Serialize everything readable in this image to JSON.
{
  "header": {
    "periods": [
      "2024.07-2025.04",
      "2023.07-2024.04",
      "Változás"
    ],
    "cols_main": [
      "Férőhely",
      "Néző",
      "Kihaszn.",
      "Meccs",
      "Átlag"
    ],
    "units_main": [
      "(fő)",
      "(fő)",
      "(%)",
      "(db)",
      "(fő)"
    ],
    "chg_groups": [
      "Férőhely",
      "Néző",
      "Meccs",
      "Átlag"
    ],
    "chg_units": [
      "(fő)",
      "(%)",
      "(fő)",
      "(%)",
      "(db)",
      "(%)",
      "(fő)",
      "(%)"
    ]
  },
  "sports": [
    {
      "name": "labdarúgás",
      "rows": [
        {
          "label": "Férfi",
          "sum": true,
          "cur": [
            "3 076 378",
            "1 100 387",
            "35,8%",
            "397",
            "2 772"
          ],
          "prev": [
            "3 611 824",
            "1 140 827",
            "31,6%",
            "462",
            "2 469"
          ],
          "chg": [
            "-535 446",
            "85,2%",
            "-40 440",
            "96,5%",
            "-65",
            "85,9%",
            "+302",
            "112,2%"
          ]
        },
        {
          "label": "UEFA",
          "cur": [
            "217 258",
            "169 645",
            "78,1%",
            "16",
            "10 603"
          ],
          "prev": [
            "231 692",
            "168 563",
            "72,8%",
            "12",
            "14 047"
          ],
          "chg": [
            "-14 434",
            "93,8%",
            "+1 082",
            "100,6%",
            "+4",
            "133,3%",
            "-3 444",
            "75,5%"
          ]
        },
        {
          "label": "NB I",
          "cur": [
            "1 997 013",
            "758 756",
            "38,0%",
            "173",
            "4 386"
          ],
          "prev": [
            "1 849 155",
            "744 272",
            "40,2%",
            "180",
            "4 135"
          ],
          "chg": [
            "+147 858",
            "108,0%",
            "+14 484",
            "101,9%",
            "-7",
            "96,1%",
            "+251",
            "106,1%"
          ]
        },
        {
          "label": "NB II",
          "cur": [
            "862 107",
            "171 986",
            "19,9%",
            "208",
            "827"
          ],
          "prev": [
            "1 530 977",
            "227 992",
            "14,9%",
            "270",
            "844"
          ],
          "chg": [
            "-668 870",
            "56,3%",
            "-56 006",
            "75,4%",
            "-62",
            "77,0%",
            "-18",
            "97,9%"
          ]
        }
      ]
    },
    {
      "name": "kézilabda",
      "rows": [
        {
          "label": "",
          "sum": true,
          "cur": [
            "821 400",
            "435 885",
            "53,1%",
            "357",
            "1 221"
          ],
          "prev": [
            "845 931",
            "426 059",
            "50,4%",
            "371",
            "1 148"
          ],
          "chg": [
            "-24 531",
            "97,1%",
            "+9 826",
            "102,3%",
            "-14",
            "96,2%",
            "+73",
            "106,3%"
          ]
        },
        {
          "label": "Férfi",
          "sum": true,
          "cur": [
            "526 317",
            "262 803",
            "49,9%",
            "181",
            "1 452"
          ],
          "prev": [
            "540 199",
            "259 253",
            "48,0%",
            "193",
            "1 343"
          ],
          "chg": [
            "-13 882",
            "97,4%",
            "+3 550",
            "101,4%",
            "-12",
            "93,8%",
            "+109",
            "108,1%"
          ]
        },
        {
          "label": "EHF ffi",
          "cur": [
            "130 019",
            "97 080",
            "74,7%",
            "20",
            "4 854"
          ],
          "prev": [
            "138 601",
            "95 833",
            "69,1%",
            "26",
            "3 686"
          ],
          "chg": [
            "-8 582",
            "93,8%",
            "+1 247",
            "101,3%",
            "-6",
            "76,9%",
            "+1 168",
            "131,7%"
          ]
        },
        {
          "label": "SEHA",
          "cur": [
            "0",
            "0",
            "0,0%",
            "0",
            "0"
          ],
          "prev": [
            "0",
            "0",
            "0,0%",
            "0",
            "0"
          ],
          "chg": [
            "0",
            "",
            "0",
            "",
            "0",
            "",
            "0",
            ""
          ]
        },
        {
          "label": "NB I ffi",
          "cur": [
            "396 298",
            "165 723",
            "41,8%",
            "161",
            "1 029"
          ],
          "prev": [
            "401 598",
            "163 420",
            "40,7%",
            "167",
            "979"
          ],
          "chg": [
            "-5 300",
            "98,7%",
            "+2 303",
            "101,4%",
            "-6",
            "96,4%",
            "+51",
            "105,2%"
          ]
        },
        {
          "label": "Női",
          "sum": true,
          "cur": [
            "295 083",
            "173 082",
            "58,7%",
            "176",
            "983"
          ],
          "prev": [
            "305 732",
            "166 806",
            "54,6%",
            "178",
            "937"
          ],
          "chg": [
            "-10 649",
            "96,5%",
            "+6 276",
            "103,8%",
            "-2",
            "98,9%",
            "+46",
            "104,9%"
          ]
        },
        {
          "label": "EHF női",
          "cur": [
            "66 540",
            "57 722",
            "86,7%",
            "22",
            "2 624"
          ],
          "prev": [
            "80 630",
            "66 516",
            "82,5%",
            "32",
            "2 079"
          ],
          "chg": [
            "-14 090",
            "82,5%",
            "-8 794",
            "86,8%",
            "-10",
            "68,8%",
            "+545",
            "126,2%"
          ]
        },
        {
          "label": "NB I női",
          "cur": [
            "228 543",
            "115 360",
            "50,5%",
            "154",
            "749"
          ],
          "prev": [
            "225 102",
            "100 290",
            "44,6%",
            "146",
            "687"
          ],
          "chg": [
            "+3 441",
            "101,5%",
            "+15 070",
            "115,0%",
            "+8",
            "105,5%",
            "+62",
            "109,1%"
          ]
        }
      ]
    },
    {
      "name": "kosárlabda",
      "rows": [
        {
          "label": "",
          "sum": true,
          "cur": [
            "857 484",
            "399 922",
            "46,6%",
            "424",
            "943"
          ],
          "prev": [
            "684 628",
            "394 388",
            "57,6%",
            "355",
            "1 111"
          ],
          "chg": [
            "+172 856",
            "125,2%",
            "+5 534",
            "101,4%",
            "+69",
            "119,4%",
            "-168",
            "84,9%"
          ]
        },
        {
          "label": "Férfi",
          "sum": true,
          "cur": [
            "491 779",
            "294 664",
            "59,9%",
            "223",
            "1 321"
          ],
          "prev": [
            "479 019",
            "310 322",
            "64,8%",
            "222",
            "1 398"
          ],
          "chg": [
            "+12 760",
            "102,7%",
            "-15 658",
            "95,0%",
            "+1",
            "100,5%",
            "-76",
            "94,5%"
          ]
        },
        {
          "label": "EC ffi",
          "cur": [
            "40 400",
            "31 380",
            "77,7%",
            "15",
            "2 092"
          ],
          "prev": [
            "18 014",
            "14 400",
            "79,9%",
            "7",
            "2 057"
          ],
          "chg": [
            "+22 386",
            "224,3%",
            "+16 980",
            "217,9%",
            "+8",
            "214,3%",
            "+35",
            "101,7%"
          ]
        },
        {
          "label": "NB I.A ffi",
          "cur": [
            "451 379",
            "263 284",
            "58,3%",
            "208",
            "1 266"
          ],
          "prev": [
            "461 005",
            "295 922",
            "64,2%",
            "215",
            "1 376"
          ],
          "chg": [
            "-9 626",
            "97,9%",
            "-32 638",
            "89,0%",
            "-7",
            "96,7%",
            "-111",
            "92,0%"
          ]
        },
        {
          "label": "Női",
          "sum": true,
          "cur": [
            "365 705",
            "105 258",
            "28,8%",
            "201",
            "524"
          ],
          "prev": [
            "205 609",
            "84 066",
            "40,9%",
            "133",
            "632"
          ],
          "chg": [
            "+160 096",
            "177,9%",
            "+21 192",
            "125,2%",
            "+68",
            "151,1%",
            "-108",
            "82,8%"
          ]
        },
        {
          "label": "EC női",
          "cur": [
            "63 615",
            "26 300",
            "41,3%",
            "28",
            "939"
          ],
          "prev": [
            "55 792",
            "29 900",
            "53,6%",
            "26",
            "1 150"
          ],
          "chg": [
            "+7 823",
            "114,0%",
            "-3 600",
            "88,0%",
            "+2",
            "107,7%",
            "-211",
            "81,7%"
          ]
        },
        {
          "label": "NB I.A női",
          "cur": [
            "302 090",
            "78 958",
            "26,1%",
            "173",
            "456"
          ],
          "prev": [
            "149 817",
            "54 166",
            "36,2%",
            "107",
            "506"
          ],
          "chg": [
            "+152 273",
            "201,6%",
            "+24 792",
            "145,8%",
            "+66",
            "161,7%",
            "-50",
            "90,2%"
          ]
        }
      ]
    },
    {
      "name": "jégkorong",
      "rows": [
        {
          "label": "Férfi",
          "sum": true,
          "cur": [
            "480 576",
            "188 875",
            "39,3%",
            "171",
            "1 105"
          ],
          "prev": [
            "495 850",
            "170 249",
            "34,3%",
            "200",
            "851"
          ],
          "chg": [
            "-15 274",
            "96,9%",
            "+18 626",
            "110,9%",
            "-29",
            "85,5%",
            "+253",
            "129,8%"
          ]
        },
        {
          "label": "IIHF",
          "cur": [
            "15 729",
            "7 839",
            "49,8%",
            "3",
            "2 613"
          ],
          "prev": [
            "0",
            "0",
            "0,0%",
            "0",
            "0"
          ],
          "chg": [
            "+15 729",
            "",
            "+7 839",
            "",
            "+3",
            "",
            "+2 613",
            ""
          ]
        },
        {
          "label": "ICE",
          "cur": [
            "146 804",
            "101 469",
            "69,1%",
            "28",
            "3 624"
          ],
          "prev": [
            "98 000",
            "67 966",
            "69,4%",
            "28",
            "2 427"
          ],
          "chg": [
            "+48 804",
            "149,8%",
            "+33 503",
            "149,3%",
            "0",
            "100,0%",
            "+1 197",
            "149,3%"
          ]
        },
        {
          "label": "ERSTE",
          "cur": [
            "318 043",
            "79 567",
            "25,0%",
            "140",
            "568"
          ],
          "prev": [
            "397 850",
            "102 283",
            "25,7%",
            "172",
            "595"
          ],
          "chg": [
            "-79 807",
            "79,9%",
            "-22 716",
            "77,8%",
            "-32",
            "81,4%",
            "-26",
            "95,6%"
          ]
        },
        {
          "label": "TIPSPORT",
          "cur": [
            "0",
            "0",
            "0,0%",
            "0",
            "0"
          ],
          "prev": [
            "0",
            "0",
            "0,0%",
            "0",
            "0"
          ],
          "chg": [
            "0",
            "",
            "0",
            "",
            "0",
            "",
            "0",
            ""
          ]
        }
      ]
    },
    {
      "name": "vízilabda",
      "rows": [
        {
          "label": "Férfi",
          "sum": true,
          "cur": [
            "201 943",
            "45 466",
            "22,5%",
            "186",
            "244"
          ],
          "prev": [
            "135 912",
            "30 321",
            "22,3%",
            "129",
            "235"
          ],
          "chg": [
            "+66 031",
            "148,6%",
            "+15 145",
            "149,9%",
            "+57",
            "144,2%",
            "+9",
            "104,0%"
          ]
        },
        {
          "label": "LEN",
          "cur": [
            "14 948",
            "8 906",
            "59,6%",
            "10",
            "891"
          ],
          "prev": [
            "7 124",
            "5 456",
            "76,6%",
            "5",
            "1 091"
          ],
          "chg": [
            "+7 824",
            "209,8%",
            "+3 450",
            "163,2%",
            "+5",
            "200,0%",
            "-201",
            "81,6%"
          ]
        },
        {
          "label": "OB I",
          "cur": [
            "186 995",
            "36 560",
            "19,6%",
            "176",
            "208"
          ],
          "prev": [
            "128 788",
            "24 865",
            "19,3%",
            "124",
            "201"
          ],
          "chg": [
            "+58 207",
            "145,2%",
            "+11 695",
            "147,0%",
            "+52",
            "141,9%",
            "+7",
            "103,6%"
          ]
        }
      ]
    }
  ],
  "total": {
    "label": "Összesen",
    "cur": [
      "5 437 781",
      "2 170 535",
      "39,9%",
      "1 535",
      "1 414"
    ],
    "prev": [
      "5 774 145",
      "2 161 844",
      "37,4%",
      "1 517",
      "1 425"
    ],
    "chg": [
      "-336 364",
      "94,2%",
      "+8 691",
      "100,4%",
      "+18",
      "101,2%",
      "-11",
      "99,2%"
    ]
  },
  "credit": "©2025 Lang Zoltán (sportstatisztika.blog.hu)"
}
──────────
**WORK TO BE COMPLETED**.
Report every line in the data above in which the word "name" appears.

**FINISHED EXERCISE**.
      "name": "labdarúgás",
      "name": "kézilabda",
      "name": "kosárlabda",
      "name": "jégkorong",
      "name": "vízilabda",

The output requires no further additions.